» Excerpted records:
-- begin --

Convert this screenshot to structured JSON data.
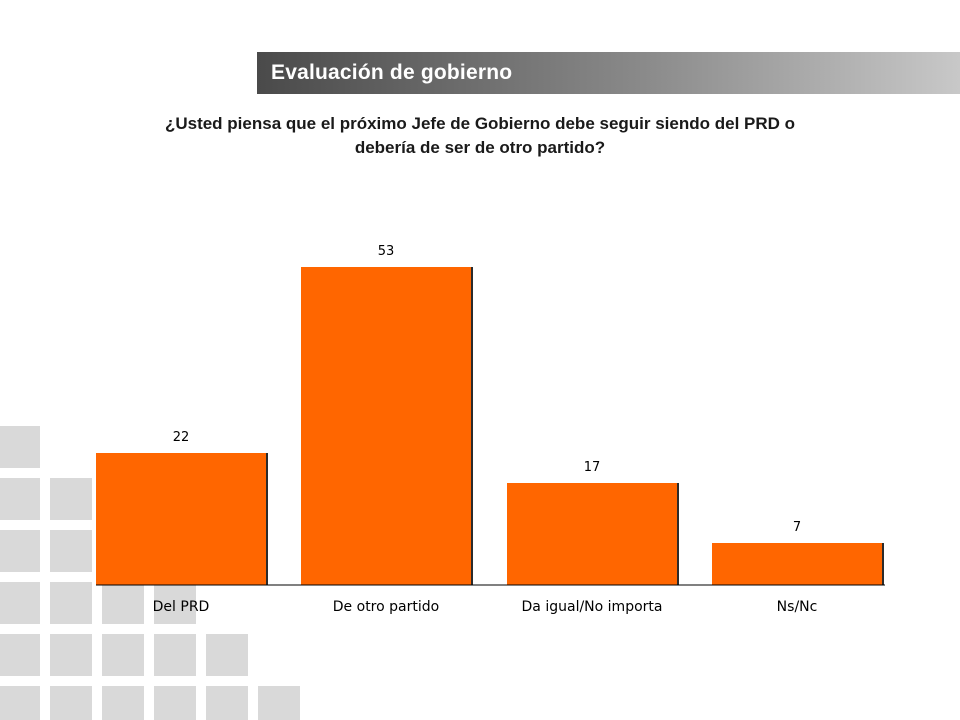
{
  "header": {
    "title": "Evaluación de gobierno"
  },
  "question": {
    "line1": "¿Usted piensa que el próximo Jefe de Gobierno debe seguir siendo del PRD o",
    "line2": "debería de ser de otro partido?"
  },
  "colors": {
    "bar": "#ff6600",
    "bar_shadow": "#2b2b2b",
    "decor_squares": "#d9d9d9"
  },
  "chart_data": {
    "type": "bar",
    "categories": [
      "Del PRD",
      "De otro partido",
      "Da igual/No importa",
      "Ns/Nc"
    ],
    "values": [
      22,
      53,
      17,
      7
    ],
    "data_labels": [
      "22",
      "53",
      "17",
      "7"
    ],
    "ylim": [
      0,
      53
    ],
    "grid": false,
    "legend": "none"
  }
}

-- end --

» Stated task:
Take the entries shown above and quote them verbatim, passing over the pictures.

» Task response:
Convert this screenshot to structured JSON data.
{
  "header": {
    "title": "Evaluación de gobierno"
  },
  "question": {
    "line1": "¿Usted piensa que el próximo Jefe de Gobierno debe seguir siendo del PRD o",
    "line2": "debería de ser de otro partido?"
  },
  "colors": {
    "bar": "#ff6600",
    "bar_shadow": "#2b2b2b",
    "decor_squares": "#d9d9d9"
  },
  "chart_data": {
    "type": "bar",
    "categories": [
      "Del PRD",
      "De otro partido",
      "Da igual/No importa",
      "Ns/Nc"
    ],
    "values": [
      22,
      53,
      17,
      7
    ],
    "data_labels": [
      "22",
      "53",
      "17",
      "7"
    ],
    "ylim": [
      0,
      53
    ],
    "grid": false,
    "legend": "none"
  }
}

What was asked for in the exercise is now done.